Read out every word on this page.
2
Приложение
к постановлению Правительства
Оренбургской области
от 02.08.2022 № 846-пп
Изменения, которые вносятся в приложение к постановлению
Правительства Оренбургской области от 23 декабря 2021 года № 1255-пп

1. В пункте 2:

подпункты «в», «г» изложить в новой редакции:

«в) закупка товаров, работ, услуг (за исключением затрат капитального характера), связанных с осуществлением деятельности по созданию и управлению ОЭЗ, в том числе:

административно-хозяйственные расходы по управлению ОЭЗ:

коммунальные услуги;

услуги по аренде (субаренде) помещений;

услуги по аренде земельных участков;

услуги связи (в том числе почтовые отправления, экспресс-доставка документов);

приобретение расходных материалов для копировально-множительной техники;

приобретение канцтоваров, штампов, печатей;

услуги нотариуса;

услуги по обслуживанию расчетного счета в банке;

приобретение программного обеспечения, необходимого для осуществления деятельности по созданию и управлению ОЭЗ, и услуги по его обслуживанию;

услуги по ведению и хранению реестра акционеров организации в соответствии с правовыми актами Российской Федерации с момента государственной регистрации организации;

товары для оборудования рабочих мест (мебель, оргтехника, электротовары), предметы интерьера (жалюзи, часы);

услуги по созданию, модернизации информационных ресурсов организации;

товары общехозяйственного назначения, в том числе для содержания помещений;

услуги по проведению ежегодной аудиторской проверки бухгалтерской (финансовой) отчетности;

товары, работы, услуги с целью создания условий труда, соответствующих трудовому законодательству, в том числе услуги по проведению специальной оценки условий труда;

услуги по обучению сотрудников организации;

+++++

▸ Problem requirements
Write out every line of the preceding listing that contains "числе".

▸ Solution to the exercise
«в) закупка товаров, работ, услуг (за исключением затрат капитального характера), связанных с осуществлением деятельности по созданию и управлению ОЭЗ, в том числе:
услуги связи (в том числе почтовые отправления, экспресс-доставка документов);
товары общехозяйственного назначения, в том числе для содержания помещений;
товары, работы, услуги с целью создания условий труда, соответствующих трудовому законодательству, в том числе услуги по проведению специальной оценки условий труда;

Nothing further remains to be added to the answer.